Set problem >> Write out the records again, exactly, leaving none out.

Record excerpts >>
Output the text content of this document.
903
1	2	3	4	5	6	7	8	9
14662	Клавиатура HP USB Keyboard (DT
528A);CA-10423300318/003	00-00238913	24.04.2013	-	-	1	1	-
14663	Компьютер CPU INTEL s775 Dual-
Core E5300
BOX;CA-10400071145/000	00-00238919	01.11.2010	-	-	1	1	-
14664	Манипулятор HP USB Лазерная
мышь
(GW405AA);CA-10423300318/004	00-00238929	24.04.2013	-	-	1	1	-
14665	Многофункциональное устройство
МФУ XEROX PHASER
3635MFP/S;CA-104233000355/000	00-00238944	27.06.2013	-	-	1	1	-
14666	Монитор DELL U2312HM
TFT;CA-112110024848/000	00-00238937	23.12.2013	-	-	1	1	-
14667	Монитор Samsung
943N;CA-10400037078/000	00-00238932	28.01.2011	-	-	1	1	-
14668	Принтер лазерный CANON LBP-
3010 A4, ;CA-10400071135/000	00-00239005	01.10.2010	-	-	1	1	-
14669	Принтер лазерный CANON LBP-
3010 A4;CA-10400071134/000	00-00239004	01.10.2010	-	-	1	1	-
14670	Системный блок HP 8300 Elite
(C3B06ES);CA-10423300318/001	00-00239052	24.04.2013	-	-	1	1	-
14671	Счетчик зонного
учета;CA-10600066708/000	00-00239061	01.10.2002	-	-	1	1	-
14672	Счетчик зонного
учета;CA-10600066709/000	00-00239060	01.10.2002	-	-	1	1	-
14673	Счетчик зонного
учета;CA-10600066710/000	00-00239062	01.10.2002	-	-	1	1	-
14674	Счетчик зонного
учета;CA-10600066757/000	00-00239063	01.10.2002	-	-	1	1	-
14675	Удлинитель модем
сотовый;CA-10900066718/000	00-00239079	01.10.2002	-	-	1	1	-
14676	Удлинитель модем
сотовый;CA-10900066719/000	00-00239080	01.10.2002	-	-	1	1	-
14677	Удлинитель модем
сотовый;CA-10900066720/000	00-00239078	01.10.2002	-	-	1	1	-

Written reply >>
Output the text content of this document.
903
1	2	3	4	5	6	7	8	9
14662	Клавиатура HP USB Keyboard (DT
528A);CA-10423300318/003	00-00238913	24.04.2013	-	-	1	1	-
14663	Компьютер CPU INTEL s775 Dual-
Core E5300
BOX;CA-10400071145/000	00-00238919	01.11.2010	-	-	1	1	-
14664	Манипулятор HP USB Лазерная
мышь
(GW405AA);CA-10423300318/004	00-00238929	24.04.2013	-	-	1	1	-
14665	Многофункциональное устройство
МФУ XEROX PHASER
3635MFP/S;CA-104233000355/000	00-00238944	27.06.2013	-	-	1	1	-
14666	Монитор DELL U2312HM
TFT;CA-112110024848/000	00-00238937	23.12.2013	-	-	1	1	-
14667	Монитор Samsung
943N;CA-10400037078/000	00-00238932	28.01.2011	-	-	1	1	-
14668	Принтер лазерный CANON LBP-
3010 A4, ;CA-10400071135/000	00-00239005	01.10.2010	-	-	1	1	-
14669	Принтер лазерный CANON LBP-
3010 A4;CA-10400071134/000	00-00239004	01.10.2010	-	-	1	1	-
14670	Системный блок HP 8300 Elite
(C3B06ES);CA-10423300318/001	00-00239052	24.04.2013	-	-	1	1	-
14671	Счетчик зонного
учета;CA-10600066708/000	00-00239061	01.10.2002	-	-	1	1	-
14672	Счетчик зонного
учета;CA-10600066709/000	00-00239060	01.10.2002	-	-	1	1	-
14673	Счетчик зонного
учета;CA-10600066710/000	00-00239062	01.10.2002	-	-	1	1	-
14674	Счетчик зонного
учета;CA-10600066757/000	00-00239063	01.10.2002	-	-	1	1	-
14675	Удлинитель модем
сотовый;CA-10900066718/000	00-00239079	01.10.2002	-	-	1	1	-
14676	Удлинитель модем
сотовый;CA-10900066719/000	00-00239080	01.10.2002	-	-	1	1	-
14677	Удлинитель модем
сотовый;CA-10900066720/000	00-00239078	01.10.2002	-	-	1	1	-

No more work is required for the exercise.